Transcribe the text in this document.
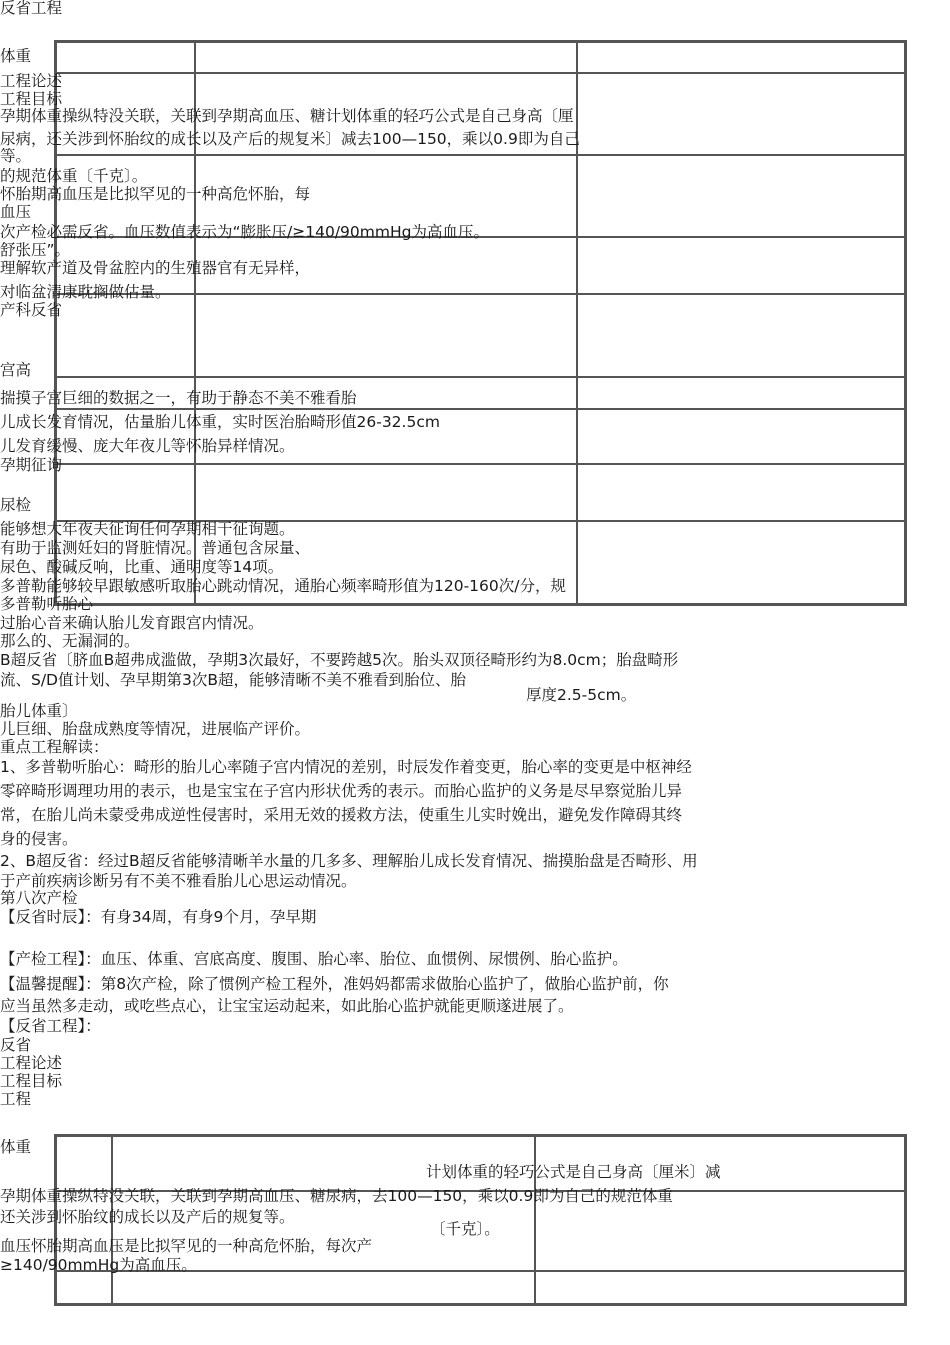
反省工程
体重
工程论述
工程目标
孕期体重操纵特没关联，关联到孕期高血压、糖计划体重的轻巧公式是自己身高〔厘
尿病，还关涉到怀胎纹的成长以及产后的规复米〕减去100—150，乘以0.9即为自己
等。
的规范体重〔千克〕。
怀胎期高血压是比拟罕见的一种高危怀胎，每
血压
次产检必需反省。血压数值表示为“膨胀压/≥140/90mmHg为高血压。
舒张压”。
理解软产道及骨盆腔内的生殖器官有无异样，
对临盆清康耽搁做估量。
产科反省
宫高
揣摸子宫巨细的数据之一，有助于静态不美不雅看胎
儿成长发育情况，估量胎儿体重，实时医治胎畸形值26-32.5cm
儿发育缓慢、庞大年夜儿等怀胎异样情况。
孕期征询
尿检
能够想大年夜夫征询任何孕期相干征询题。
有助于监测妊妇的肾脏情况。普通包含尿量、
尿色、酸碱反响，比重、通明度等14项。
多普勒能够较早跟敏感听取胎心跳动情况，通胎心频率畸形值为120-160次/分，规
多普勒听胎心
过胎心音来确认胎儿发育跟宫内情况。
那么的、无漏洞的。
B超反省〔脐血B超弗成滥做，孕期3次最好，不要跨越5次。胎头双顶径畸形约为8.0cm；胎盘畸形
流、S/D值计划、孕早期第3次B超，能够清晰不美不雅看到胎位、胎
厚度2.5-5cm。
胎儿体重〕
儿巨细、胎盘成熟度等情况，进展临产评价。
重点工程解读：
1、多普勒听胎心：畸形的胎儿心率随子宫内情况的差别，时辰发作着变更，胎心率的变更是中枢神经
零碎畸形调理功用的表示，也是宝宝在子宫内形状优秀的表示。而胎心监护的义务是尽早察觉胎儿异
常，在胎儿尚未蒙受弗成逆性侵害时，采用无效的援救方法，使重生儿实时娩出，避免发作障碍其终
身的侵害。
2、B超反省：经过B超反省能够清晰羊水量的几多多、理解胎儿成长发育情况、揣摸胎盘是否畸形、用
于产前疾病诊断另有不美不雅看胎儿心思运动情况。
第八次产检
【反省时辰】：有身34周，有身9个月，孕早期
【产检工程】：血压、体重、宫底高度、腹围、胎心率、胎位、血惯例、尿惯例、胎心监护。
【温馨提醒】：第8次产检，除了惯例产检工程外，准妈妈都需求做胎心监护了，做胎心监护前，你
应当虽然多走动，或吃些点心，让宝宝运动起来，如此胎心监护就能更顺遂进展了。
【反省工程】：
反省
工程论述
工程目标
工程
体重
计划体重的轻巧公式是自己身高〔厘米〕减
孕期体重操纵特没关联，关联到孕期高血压、糖尿病，去100—150，乘以0.9即为自己的规范体重
还关涉到怀胎纹的成长以及产后的规复等。
〔千克〕。
血压怀胎期高血压是比拟罕见的一种高危怀胎，每次产
≥140/90mmHg为高血压。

**Given instruction**.
Retype the records exactly. Any image in them should not appear in what you write.

**Output for this task**.
Transcribe the text in this document.
反省工程
体重
工程论述
工程目标
孕期体重操纵特没关联，关联到孕期高血压、糖计划体重的轻巧公式是自己身高〔厘
尿病，还关涉到怀胎纹的成长以及产后的规复米〕减去100—150，乘以0.9即为自己
等。
的规范体重〔千克〕。
怀胎期高血压是比拟罕见的一种高危怀胎，每
血压
次产检必需反省。血压数值表示为“膨胀压/≥140/90mmHg为高血压。
舒张压”。
理解软产道及骨盆腔内的生殖器官有无异样，
对临盆清康耽搁做估量。
产科反省
宫高
揣摸子宫巨细的数据之一，有助于静态不美不雅看胎
儿成长发育情况，估量胎儿体重，实时医治胎畸形值26-32.5cm
儿发育缓慢、庞大年夜儿等怀胎异样情况。
孕期征询
尿检
能够想大年夜夫征询任何孕期相干征询题。
有助于监测妊妇的肾脏情况。普通包含尿量、
尿色、酸碱反响，比重、通明度等14项。
多普勒能够较早跟敏感听取胎心跳动情况，通胎心频率畸形值为120-160次/分，规
多普勒听胎心
过胎心音来确认胎儿发育跟宫内情况。
那么的、无漏洞的。
B超反省〔脐血B超弗成滥做，孕期3次最好，不要跨越5次。胎头双顶径畸形约为8.0cm；胎盘畸形
流、S/D值计划、孕早期第3次B超，能够清晰不美不雅看到胎位、胎
厚度2.5-5cm。
胎儿体重〕
儿巨细、胎盘成熟度等情况，进展临产评价。
重点工程解读：
1、多普勒听胎心：畸形的胎儿心率随子宫内情况的差别，时辰发作着变更，胎心率的变更是中枢神经
零碎畸形调理功用的表示，也是宝宝在子宫内形状优秀的表示。而胎心监护的义务是尽早察觉胎儿异
常，在胎儿尚未蒙受弗成逆性侵害时，采用无效的援救方法，使重生儿实时娩出，避免发作障碍其终
身的侵害。
2、B超反省：经过B超反省能够清晰羊水量的几多多、理解胎儿成长发育情况、揣摸胎盘是否畸形、用
于产前疾病诊断另有不美不雅看胎儿心思运动情况。
第八次产检
【反省时辰】：有身34周，有身9个月，孕早期
【产检工程】：血压、体重、宫底高度、腹围、胎心率、胎位、血惯例、尿惯例、胎心监护。
【温馨提醒】：第8次产检，除了惯例产检工程外，准妈妈都需求做胎心监护了，做胎心监护前，你
应当虽然多走动，或吃些点心，让宝宝运动起来，如此胎心监护就能更顺遂进展了。
【反省工程】：
反省
工程论述
工程目标
工程
体重
计划体重的轻巧公式是自己身高〔厘米〕减
孕期体重操纵特没关联，关联到孕期高血压、糖尿病，去100—150，乘以0.9即为自己的规范体重
还关涉到怀胎纹的成长以及产后的规复等。
〔千克〕。
血压怀胎期高血压是比拟罕见的一种高危怀胎，每次产
≥140/90mmHg为高血压。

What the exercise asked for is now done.